» **PROBLEM**
Restate each of the lines given below, word for word.

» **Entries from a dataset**
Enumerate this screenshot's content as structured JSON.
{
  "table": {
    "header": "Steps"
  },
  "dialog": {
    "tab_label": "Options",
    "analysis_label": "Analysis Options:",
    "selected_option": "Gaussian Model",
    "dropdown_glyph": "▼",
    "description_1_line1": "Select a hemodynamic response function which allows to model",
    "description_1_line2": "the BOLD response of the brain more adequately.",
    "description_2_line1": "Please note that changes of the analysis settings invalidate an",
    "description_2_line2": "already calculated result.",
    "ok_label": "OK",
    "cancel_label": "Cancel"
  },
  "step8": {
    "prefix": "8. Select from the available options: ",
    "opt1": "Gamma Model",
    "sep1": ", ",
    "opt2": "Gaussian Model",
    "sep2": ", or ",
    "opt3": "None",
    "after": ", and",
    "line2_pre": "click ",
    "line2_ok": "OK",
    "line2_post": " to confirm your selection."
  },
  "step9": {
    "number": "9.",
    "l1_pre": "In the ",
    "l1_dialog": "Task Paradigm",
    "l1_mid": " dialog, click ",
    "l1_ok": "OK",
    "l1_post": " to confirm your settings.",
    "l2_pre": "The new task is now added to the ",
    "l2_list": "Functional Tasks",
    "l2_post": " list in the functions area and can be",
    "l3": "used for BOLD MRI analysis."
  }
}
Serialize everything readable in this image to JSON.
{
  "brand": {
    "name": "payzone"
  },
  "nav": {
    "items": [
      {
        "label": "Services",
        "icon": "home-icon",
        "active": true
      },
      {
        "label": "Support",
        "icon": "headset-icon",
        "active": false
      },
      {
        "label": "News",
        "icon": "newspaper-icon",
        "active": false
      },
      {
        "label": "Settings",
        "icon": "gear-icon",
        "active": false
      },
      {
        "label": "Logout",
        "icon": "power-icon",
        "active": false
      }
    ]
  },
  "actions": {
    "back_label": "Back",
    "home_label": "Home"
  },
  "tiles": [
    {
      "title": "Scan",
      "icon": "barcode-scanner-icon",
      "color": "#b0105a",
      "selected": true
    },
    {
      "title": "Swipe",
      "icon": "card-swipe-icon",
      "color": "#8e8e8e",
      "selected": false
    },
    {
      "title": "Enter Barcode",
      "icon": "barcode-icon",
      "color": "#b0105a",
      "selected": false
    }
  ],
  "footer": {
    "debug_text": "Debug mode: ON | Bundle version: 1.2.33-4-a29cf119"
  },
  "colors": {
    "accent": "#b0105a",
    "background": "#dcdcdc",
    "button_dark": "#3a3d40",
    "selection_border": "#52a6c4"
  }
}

» **RESPONSE BELOW**
Enumerate this screenshot's content as structured JSON.
{
  "table": {
    "header": "Steps"
  },
  "dialog": {
    "tab_label": "Options",
    "analysis_label": "Analysis Options:",
    "selected_option": "Gaussian Model",
    "dropdown_glyph": "▼",
    "description_1_line1": "Select a hemodynamic response function which allows to model",
    "description_1_line2": "the BOLD response of the brain more adequately.",
    "description_2_line1": "Please note that changes of the analysis settings invalidate an",
    "description_2_line2": "already calculated result.",
    "ok_label": "OK",
    "cancel_label": "Cancel"
  },
  "step8": {
    "prefix": "8. Select from the available options: ",
    "opt1": "Gamma Model",
    "sep1": ", ",
    "opt2": "Gaussian Model",
    "sep2": ", or ",
    "opt3": "None",
    "after": ", and",
    "line2_pre": "click ",
    "line2_ok": "OK",
    "line2_post": " to confirm your selection."
  },
  "step9": {
    "number": "9.",
    "l1_pre": "In the ",
    "l1_dialog": "Task Paradigm",
    "l1_mid": " dialog, click ",
    "l1_ok": "OK",
    "l1_post": " to confirm your settings.",
    "l2_pre": "The new task is now added to the ",
    "l2_list": "Functional Tasks",
    "l2_post": " list in the functions area and can be",
    "l3": "used for BOLD MRI analysis."
  }
}
Serialize everything readable in this image to JSON.
{
  "brand": {
    "name": "payzone"
  },
  "nav": {
    "items": [
      {
        "label": "Services",
        "icon": "home-icon",
        "active": true
      },
      {
        "label": "Support",
        "icon": "headset-icon",
        "active": false
      },
      {
        "label": "News",
        "icon": "newspaper-icon",
        "active": false
      },
      {
        "label": "Settings",
        "icon": "gear-icon",
        "active": false
      },
      {
        "label": "Logout",
        "icon": "power-icon",
        "active": false
      }
    ]
  },
  "actions": {
    "back_label": "Back",
    "home_label": "Home"
  },
  "tiles": [
    {
      "title": "Scan",
      "icon": "barcode-scanner-icon",
      "color": "#b0105a",
      "selected": true
    },
    {
      "title": "Swipe",
      "icon": "card-swipe-icon",
      "color": "#8e8e8e",
      "selected": false
    },
    {
      "title": "Enter Barcode",
      "icon": "barcode-icon",
      "color": "#b0105a",
      "selected": false
    }
  ],
  "footer": {
    "debug_text": "Debug mode: ON | Bundle version: 1.2.33-4-a29cf119"
  },
  "colors": {
    "accent": "#b0105a",
    "background": "#dcdcdc",
    "button_dark": "#3a3d40",
    "selection_border": "#52a6c4"
  }
}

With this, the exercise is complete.